▸ DIRECTIONS FOR THIS TASK
Which lines of the records contain "التزام"? Collect every one of them.

▸ SUPPLIED RECORDS
* * * *
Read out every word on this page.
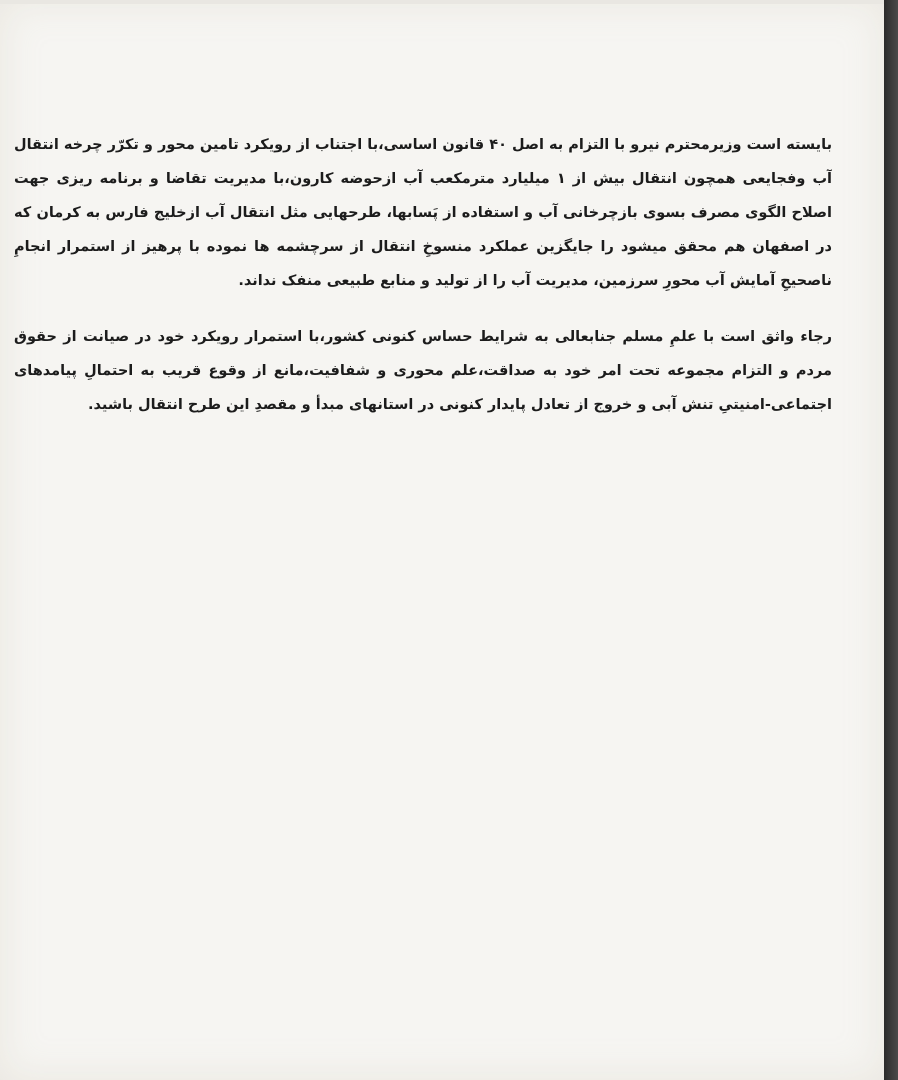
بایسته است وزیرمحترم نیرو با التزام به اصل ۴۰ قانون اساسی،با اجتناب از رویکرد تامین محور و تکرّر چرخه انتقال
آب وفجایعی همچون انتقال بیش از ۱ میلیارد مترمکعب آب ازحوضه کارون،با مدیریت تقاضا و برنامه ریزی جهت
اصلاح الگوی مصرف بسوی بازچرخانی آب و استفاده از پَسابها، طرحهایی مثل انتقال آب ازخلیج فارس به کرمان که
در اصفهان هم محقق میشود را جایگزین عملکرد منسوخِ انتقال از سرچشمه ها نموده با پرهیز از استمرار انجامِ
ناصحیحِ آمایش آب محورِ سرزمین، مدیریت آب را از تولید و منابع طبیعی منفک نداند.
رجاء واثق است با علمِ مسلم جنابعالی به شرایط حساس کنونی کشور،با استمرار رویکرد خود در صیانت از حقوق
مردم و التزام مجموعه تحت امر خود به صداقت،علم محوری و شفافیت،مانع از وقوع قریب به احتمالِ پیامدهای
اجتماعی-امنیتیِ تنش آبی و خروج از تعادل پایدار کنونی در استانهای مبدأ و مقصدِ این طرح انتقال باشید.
* * * *
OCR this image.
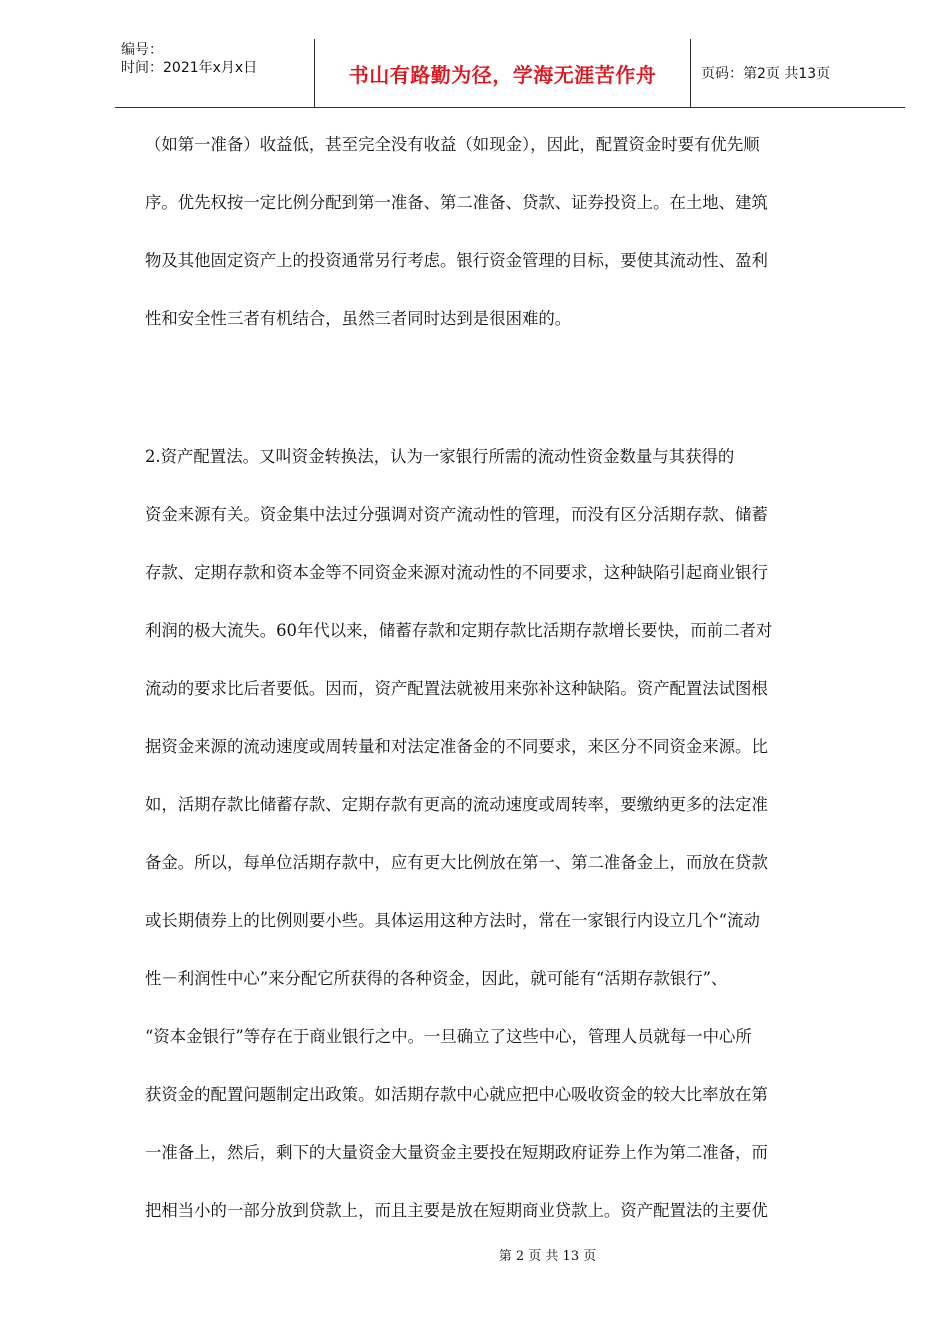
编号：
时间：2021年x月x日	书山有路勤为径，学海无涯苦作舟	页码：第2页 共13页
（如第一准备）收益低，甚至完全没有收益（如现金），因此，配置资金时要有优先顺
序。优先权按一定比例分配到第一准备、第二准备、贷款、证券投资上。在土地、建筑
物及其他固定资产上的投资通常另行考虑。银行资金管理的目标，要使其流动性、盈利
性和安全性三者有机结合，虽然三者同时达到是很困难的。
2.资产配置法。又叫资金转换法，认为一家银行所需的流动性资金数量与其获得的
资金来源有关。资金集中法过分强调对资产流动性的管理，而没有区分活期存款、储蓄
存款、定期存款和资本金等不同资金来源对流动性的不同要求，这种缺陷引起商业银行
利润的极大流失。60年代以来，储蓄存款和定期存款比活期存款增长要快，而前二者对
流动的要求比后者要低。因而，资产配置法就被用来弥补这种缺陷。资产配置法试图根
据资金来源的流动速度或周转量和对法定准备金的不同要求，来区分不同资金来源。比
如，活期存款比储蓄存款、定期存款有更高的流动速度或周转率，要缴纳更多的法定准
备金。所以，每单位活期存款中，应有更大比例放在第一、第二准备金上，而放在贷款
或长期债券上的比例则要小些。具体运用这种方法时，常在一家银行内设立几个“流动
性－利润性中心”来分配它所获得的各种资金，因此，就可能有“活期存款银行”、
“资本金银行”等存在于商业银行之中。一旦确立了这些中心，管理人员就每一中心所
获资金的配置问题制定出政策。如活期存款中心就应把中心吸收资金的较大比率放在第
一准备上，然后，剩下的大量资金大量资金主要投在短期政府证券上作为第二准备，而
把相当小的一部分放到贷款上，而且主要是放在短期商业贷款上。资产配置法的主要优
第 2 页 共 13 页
* * * *
▸ OUTPUT FOR THIS EXERCISE
بایسته است وزیرمحترم نیرو با التزام به اصل ۴۰ قانون اساسی،با اجتناب از رویکرد تامین محور و تکرّر چرخه انتقال
مردم و التزام مجموعه تحت امر خود به صداقت،علم محوری و شفافیت،مانع از وقوع قریب به احتمالِ پیامدهای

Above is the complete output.